AIM: Return every line of the data below that contains the string "knob". Case counts.
— Begin EXERCISE INPUT —
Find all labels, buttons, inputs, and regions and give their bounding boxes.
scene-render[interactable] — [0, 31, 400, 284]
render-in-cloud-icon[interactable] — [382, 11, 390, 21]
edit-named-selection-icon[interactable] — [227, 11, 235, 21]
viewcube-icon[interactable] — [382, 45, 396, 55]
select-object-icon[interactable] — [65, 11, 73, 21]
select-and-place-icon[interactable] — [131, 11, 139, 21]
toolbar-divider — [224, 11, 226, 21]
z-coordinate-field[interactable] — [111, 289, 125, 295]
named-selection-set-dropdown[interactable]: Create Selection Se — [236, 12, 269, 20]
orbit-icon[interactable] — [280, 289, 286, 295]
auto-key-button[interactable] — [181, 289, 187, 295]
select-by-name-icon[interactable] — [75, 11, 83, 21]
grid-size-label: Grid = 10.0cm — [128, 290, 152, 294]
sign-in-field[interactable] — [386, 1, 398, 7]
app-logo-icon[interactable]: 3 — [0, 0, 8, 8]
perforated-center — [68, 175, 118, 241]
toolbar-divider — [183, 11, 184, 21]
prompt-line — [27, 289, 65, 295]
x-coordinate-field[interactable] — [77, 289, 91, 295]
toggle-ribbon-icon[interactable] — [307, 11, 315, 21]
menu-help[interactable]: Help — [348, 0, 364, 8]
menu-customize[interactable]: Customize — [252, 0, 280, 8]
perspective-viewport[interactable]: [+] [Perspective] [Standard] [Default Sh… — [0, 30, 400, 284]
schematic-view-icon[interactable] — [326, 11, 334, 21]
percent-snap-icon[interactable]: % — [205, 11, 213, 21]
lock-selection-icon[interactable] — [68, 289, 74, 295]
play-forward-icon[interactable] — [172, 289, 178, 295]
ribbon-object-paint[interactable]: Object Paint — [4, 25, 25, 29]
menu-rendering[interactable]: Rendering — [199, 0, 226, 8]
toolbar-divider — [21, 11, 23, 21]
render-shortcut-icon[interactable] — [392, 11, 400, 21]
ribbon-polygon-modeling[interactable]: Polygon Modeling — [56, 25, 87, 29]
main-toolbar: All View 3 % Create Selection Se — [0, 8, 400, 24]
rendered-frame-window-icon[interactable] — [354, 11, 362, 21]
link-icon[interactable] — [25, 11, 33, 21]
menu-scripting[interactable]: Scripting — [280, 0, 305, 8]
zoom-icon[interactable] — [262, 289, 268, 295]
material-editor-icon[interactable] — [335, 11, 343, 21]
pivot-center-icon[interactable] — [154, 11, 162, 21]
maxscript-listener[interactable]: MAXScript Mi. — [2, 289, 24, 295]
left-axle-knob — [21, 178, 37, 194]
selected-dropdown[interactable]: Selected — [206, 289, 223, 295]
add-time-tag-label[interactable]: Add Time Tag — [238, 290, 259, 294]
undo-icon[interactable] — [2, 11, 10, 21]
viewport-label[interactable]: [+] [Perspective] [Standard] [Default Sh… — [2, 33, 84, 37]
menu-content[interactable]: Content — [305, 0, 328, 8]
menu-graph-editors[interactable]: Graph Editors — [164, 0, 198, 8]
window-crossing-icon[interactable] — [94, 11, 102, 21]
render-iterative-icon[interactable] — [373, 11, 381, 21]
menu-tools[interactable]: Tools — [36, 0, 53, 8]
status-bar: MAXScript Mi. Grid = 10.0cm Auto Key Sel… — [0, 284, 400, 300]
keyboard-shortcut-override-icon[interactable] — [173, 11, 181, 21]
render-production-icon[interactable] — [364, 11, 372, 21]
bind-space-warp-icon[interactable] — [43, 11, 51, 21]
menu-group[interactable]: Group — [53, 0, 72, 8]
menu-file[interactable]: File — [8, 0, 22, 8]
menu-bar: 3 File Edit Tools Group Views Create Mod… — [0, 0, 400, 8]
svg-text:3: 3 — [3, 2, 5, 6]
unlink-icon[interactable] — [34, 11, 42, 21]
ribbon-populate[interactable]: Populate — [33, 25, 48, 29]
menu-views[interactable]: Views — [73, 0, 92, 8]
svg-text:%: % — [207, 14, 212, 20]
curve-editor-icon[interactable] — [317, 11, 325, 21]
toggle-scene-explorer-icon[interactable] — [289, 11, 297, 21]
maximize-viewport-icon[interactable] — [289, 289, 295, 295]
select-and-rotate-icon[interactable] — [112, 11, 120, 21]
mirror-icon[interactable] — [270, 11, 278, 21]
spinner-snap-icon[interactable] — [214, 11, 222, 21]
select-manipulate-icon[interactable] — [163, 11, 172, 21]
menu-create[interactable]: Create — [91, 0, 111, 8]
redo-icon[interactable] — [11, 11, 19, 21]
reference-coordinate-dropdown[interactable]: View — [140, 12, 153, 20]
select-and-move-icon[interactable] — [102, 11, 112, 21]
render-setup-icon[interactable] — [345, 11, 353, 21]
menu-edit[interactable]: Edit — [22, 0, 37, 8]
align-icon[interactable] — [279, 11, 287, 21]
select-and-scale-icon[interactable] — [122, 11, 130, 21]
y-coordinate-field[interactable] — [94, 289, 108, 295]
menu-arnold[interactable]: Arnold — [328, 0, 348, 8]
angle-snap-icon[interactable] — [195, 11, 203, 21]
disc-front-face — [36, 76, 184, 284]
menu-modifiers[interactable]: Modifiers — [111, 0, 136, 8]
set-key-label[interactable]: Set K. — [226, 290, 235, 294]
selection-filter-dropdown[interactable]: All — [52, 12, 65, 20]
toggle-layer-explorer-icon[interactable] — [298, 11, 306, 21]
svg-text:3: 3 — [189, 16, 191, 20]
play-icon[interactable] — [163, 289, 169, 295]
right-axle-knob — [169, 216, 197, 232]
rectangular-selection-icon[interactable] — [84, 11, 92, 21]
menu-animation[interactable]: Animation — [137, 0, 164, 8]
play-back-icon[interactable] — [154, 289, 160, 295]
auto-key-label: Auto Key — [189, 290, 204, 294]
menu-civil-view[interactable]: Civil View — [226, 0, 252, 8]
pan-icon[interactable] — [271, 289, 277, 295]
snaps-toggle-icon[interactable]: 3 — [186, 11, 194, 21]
— End EXERCISE INPUT —
FULL ANSWER:
left-axle-knob — [21, 178, 37, 194]
right-axle-knob — [169, 216, 197, 232]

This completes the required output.